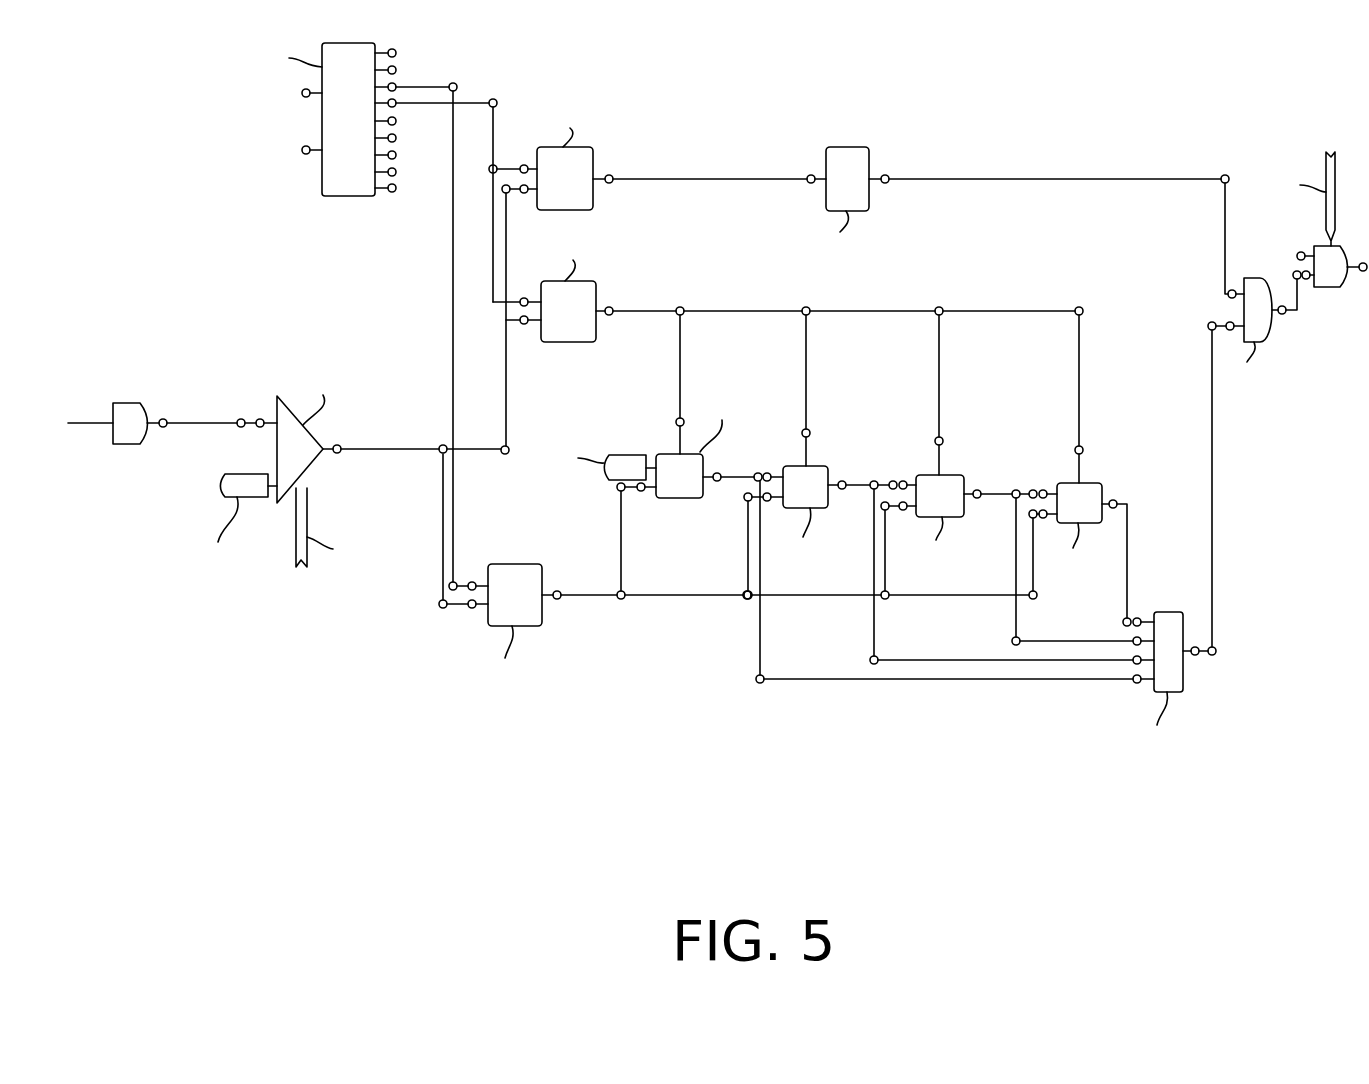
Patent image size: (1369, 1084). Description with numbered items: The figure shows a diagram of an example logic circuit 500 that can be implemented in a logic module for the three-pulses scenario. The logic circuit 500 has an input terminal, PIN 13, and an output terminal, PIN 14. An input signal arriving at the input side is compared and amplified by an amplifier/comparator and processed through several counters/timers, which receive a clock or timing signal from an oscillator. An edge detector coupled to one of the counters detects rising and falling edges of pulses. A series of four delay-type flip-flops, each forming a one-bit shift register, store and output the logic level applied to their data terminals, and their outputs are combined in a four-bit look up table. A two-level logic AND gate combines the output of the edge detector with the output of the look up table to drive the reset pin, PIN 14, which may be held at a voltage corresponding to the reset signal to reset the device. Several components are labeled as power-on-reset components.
____________
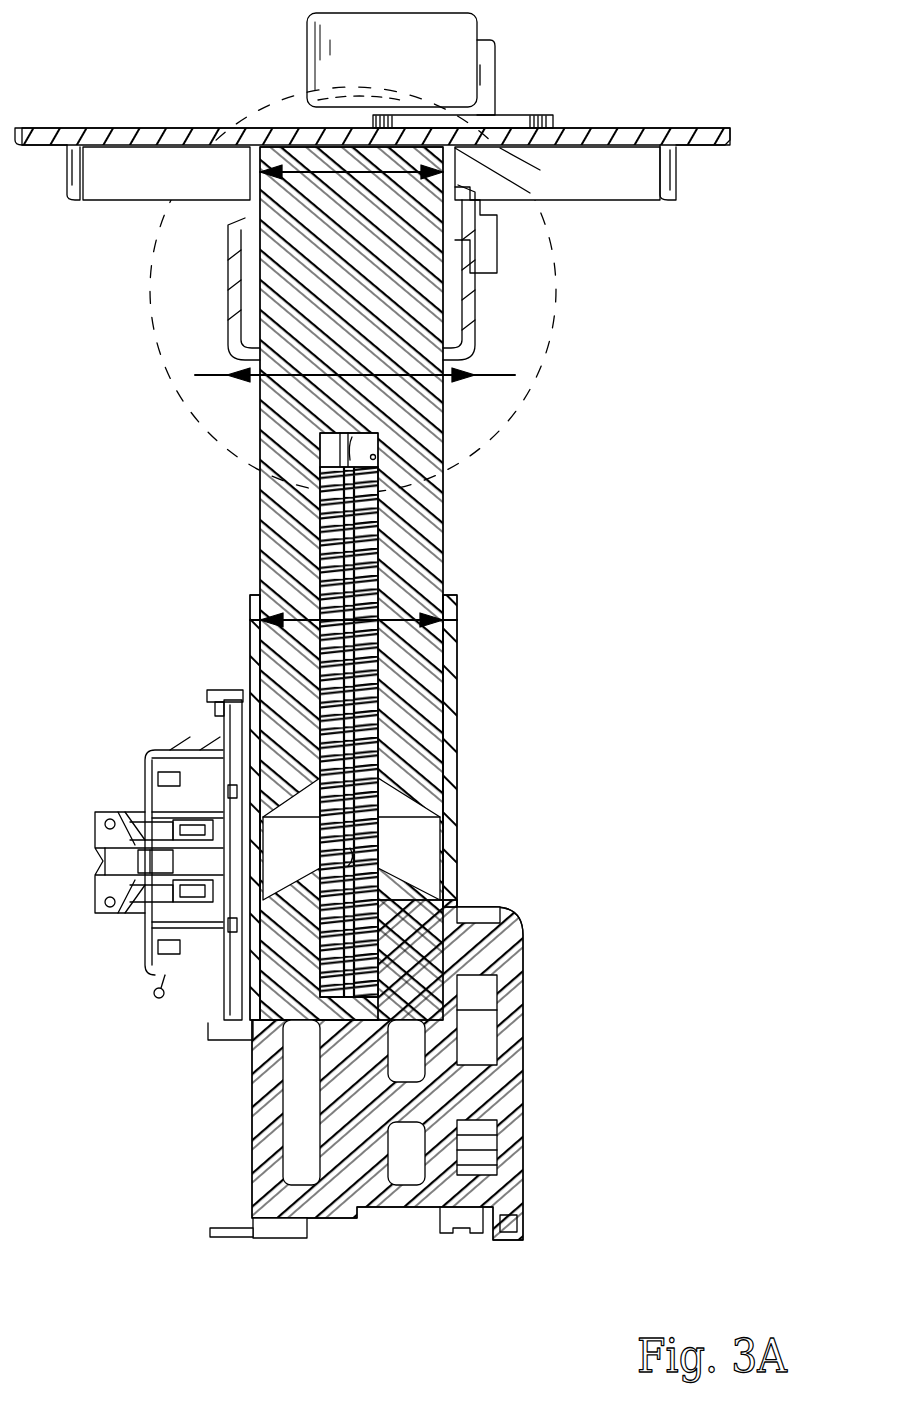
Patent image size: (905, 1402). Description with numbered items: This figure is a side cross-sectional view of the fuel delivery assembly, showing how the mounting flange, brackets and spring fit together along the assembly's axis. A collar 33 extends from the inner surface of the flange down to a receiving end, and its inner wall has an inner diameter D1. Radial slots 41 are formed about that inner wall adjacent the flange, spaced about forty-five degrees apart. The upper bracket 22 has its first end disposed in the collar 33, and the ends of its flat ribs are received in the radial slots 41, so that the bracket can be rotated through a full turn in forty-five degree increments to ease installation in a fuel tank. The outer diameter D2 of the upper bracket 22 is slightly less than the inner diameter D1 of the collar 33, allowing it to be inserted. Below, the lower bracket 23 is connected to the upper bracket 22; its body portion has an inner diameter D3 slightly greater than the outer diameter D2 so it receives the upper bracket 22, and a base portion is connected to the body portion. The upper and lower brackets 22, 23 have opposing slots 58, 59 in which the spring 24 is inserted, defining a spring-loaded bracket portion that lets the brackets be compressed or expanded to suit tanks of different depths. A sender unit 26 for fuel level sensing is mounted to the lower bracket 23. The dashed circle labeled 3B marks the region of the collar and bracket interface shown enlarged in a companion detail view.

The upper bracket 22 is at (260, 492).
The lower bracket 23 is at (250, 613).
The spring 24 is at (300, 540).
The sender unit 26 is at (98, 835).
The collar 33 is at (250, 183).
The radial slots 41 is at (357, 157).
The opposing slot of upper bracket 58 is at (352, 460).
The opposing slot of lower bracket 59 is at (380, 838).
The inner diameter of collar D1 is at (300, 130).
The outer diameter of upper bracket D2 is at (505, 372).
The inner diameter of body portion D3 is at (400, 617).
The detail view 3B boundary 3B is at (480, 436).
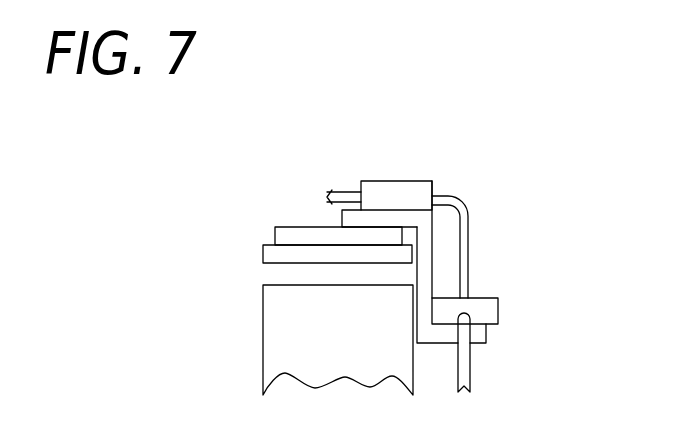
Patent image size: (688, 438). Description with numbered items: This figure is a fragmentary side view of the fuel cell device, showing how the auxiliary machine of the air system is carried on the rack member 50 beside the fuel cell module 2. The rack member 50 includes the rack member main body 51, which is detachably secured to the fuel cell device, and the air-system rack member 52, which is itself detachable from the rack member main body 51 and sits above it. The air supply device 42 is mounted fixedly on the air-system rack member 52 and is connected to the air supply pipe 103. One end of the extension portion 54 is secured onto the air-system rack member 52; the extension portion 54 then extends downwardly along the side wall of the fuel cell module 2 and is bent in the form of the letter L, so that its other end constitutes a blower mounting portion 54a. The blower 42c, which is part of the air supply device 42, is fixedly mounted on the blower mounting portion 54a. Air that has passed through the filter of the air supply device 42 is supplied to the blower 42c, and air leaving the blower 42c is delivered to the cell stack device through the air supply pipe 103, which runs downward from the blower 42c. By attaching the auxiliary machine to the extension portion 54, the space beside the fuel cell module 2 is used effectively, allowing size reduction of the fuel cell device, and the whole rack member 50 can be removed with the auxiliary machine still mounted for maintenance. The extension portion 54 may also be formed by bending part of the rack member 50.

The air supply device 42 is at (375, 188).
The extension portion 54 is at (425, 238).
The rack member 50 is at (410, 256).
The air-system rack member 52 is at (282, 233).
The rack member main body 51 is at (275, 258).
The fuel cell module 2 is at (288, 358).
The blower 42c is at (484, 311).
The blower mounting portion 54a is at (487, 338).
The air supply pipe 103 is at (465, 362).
____________
## Instructions for the task
Please rewrite the records in the stretch from the line containing "Patent image size: (688, 438)." through the line containing "The air supply pipe 103 is at (465, 362)." as a two-column CSV with the header input,output. Give one row per record, putting its text and its answer each in a single quoted field with line breaks replaced by spaces.

## Exercise solution
input,output
"Patent image size: (688, 438). Description with numbered items: This figure is a fragmentary side view of the fuel cell device, showing how the auxiliary machine of the air system is carried on the rack member 50 beside the fuel cell module 2. The rack member 50 includes the rack member main body 51, which is detachably secured to the fuel cell device, and the air-system rack member 52, which is itself detachable from the rack member main body 51 and sits above it. The air supply device 42 is mounted fixedly on the air-system rack member 52 and is connected to the air supply pipe 103. One end of the extension portion 54 is secured onto the air-system rack member 52; the extension portion 54 then extends downwardly along the side wall of the fuel cell module 2 and is bent in the form of the letter L, so that its other end constitutes a blower mounting portion 54a. The blower 42c, which is part of the air supply device 42, is fixedly mounted on the blower mounting portion 54a. Air that has passed through the filter of the air supply device 42 is supplied to the blower 42c, and air leaving the blower 42c is delivered to the cell stack device through the air supply pipe 103, which runs downward from the blower 42c. By attaching the auxiliary machine to the extension portion 54, the space beside the fuel cell module 2 is used effectively, allowing size reduction of the fuel cell device, and the whole rack member 50 can be removed with the auxiliary machine still mounted for maintenance. The extension portion 54 may also be formed by bending part of the rack member 50.","The air supply device 42 is at (375, 188). The extension portion 54 is at (425, 238). The rack member 50 is at (410, 256). The air-system rack member 52 is at (282, 233). The rack member main body 51 is at (275, 258). The fuel cell module 2 is at (288, 358). The blower 42c is at (484, 311). The blower mounting portion 54a is at (487, 338). The air supply pipe 103 is at (465, 362)."